REQUIREMENTS — Write out the listing beneath this instruction in its entirety, exactly as it reads.

ENTRIES PROVIDED —
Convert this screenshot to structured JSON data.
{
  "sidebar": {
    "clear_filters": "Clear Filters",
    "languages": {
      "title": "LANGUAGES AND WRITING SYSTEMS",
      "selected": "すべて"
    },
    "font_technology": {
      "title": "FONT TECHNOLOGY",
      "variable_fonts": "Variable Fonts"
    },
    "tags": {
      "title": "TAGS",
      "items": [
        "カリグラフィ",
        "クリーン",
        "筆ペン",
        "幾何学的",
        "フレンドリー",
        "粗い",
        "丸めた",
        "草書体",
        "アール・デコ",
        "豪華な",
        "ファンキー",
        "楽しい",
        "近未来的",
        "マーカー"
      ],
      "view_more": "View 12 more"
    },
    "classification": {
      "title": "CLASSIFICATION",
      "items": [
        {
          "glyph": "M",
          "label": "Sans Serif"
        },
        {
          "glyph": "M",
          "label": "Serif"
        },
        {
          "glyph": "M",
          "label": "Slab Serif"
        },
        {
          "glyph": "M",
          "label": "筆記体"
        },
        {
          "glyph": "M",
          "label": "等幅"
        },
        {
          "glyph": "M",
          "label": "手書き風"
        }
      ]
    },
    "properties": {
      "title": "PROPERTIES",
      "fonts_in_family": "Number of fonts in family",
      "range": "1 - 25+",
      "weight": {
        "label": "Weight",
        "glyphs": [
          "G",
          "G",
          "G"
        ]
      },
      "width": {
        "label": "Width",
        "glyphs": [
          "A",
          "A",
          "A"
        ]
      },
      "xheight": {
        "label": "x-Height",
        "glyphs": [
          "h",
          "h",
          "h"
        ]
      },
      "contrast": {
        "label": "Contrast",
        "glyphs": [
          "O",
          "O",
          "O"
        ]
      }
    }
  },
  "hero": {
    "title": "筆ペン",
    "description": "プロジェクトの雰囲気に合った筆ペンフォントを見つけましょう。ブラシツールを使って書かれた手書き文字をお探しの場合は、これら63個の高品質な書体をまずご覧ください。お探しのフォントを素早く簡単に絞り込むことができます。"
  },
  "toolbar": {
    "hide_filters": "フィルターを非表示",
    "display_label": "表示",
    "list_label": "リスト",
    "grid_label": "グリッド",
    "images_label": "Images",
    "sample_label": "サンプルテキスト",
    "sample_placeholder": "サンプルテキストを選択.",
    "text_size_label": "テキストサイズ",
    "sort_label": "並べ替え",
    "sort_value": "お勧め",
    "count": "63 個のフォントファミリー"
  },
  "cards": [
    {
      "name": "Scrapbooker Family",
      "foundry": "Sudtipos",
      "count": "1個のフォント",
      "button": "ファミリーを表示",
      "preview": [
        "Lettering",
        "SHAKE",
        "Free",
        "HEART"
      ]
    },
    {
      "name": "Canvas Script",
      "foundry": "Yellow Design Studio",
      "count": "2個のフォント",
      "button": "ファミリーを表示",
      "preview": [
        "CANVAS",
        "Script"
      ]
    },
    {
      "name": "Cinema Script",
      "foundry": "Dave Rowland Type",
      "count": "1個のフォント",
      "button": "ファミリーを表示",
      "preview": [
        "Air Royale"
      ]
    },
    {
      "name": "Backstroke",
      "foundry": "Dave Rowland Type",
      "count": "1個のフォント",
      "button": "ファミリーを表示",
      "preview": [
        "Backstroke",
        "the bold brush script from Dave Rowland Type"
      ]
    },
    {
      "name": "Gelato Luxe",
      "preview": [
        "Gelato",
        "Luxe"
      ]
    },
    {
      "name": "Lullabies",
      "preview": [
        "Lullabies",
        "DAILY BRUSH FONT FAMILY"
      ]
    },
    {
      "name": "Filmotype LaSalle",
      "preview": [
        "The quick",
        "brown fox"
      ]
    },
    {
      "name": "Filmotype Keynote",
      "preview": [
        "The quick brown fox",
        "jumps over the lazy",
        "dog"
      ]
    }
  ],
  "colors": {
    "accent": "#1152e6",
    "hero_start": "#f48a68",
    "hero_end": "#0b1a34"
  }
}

RESULT OF THIS TASK —
Convert this screenshot to structured JSON data.
{
  "sidebar": {
    "clear_filters": "Clear Filters",
    "languages": {
      "title": "LANGUAGES AND WRITING SYSTEMS",
      "selected": "すべて"
    },
    "font_technology": {
      "title": "FONT TECHNOLOGY",
      "variable_fonts": "Variable Fonts"
    },
    "tags": {
      "title": "TAGS",
      "items": [
        "カリグラフィ",
        "クリーン",
        "筆ペン",
        "幾何学的",
        "フレンドリー",
        "粗い",
        "丸めた",
        "草書体",
        "アール・デコ",
        "豪華な",
        "ファンキー",
        "楽しい",
        "近未来的",
        "マーカー"
      ],
      "view_more": "View 12 more"
    },
    "classification": {
      "title": "CLASSIFICATION",
      "items": [
        {
          "glyph": "M",
          "label": "Sans Serif"
        },
        {
          "glyph": "M",
          "label": "Serif"
        },
        {
          "glyph": "M",
          "label": "Slab Serif"
        },
        {
          "glyph": "M",
          "label": "筆記体"
        },
        {
          "glyph": "M",
          "label": "等幅"
        },
        {
          "glyph": "M",
          "label": "手書き風"
        }
      ]
    },
    "properties": {
      "title": "PROPERTIES",
      "fonts_in_family": "Number of fonts in family",
      "range": "1 - 25+",
      "weight": {
        "label": "Weight",
        "glyphs": [
          "G",
          "G",
          "G"
        ]
      },
      "width": {
        "label": "Width",
        "glyphs": [
          "A",
          "A",
          "A"
        ]
      },
      "xheight": {
        "label": "x-Height",
        "glyphs": [
          "h",
          "h",
          "h"
        ]
      },
      "contrast": {
        "label": "Contrast",
        "glyphs": [
          "O",
          "O",
          "O"
        ]
      }
    }
  },
  "hero": {
    "title": "筆ペン",
    "description": "プロジェクトの雰囲気に合った筆ペンフォントを見つけましょう。ブラシツールを使って書かれた手書き文字をお探しの場合は、これら63個の高品質な書体をまずご覧ください。お探しのフォントを素早く簡単に絞り込むことができます。"
  },
  "toolbar": {
    "hide_filters": "フィルターを非表示",
    "display_label": "表示",
    "list_label": "リスト",
    "grid_label": "グリッド",
    "images_label": "Images",
    "sample_label": "サンプルテキスト",
    "sample_placeholder": "サンプルテキストを選択.",
    "text_size_label": "テキストサイズ",
    "sort_label": "並べ替え",
    "sort_value": "お勧め",
    "count": "63 個のフォントファミリー"
  },
  "cards": [
    {
      "name": "Scrapbooker Family",
      "foundry": "Sudtipos",
      "count": "1個のフォント",
      "button": "ファミリーを表示",
      "preview": [
        "Lettering",
        "SHAKE",
        "Free",
        "HEART"
      ]
    },
    {
      "name": "Canvas Script",
      "foundry": "Yellow Design Studio",
      "count": "2個のフォント",
      "button": "ファミリーを表示",
      "preview": [
        "CANVAS",
        "Script"
      ]
    },
    {
      "name": "Cinema Script",
      "foundry": "Dave Rowland Type",
      "count": "1個のフォント",
      "button": "ファミリーを表示",
      "preview": [
        "Air Royale"
      ]
    },
    {
      "name": "Backstroke",
      "foundry": "Dave Rowland Type",
      "count": "1個のフォント",
      "button": "ファミリーを表示",
      "preview": [
        "Backstroke",
        "the bold brush script from Dave Rowland Type"
      ]
    },
    {
      "name": "Gelato Luxe",
      "preview": [
        "Gelato",
        "Luxe"
      ]
    },
    {
      "name": "Lullabies",
      "preview": [
        "Lullabies",
        "DAILY BRUSH FONT FAMILY"
      ]
    },
    {
      "name": "Filmotype LaSalle",
      "preview": [
        "The quick",
        "brown fox"
      ]
    },
    {
      "name": "Filmotype Keynote",
      "preview": [
        "The quick brown fox",
        "jumps over the lazy",
        "dog"
      ]
    }
  ],
  "colors": {
    "accent": "#1152e6",
    "hero_start": "#f48a68",
    "hero_end": "#0b1a34"
  }
}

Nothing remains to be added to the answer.